◆ **Excerpt to read**
# # # # #

The following interview appeared on in October 2003.

Interview: Robert Putnam, Applying Argyris
By David Creelman

A long-time colleague of Harvard professor Dr. Chris Argyris, Robert Putnam makes his living applying these ideas.

David Creelman spoke to Dr. Putnam about putting academic insights into practice.

DC- Can you give me a little background on how you met Dr. Argyris?

RP- I took a doctoral program at Harvard and was very drawn to Chris, his work and his way of working with those of us in the class. I did my dissertation with him, and co-wrote Action Science with Dr. Argyris and Diana McLain Smith. That was a career forming experience and our practice has grown from that foundation.

DC- As you’ve moved into practice, which of Dr. Argyris’ ideas have you embraced?

RP- One of the first things Chris ever said to us is that people design action to achieve intended consequences. If you help them understand the nature of the design you’d have a very powerful lever for helping people improve their effectiveness. That was the starting point for applying Chris’ ideas. We called ourselves “Action Design” with the notion of helping people recognize and talk about the designs that implicitly inform their action.

We also use the tool concepts that have become quite popular such as advocacy, inquiry, the ladder of inference, the left-hand column, and so on.

  DC- I’m interested in starting with the more concrete artifacts. Most of our readers have likely come across these ideas.

RP- Let me start with the "left-hand column" tool.  We ask people to write a dialogue case of an important episode that illustrates the kind of interaction they would like to handle more effectively. You take a piece of paper, draw a line down the middle and on the right you write down what was actually said, as near as you can remember, and in the left-hand column you write any unspoken thoughts or feelings you had during the conversation. So when we speak of the left-hand column it refers to your unspoken thoughts or feelings when you are in the midst of a difficult interaction.

DC- What do people get out of this exercise?

RP- People find it helpful just to write the cases because it enables them to look at one of these difficult interactions and to see the nitty-gritty of how it happened. When you review what you’ve written you get insights into what you did and didn’t do.

# # # # #

◆ **Source material**
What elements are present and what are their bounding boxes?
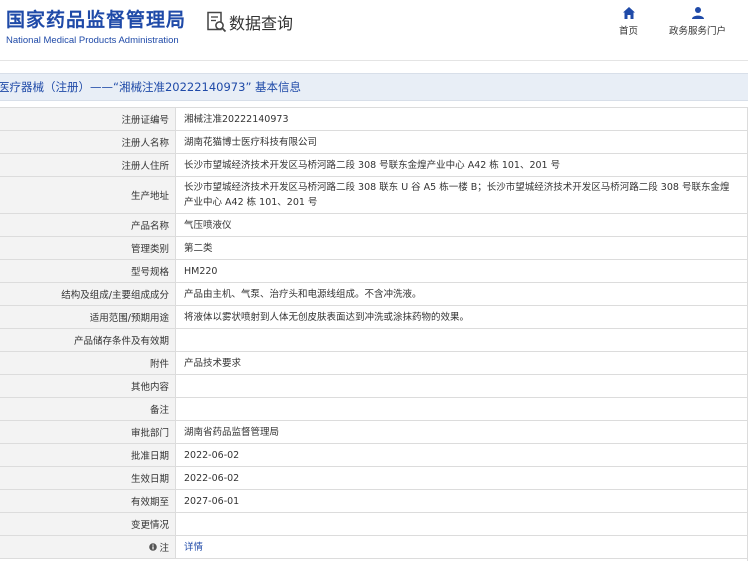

# # # # #

◆ **Aim of the task**
Please answer from the Robert Putnam interview: in the left-hand column exercise, what do people write in the left-hand column?

◆ **Output for this exercise**
Any unspoken thoughts or feelings they had during the conversation.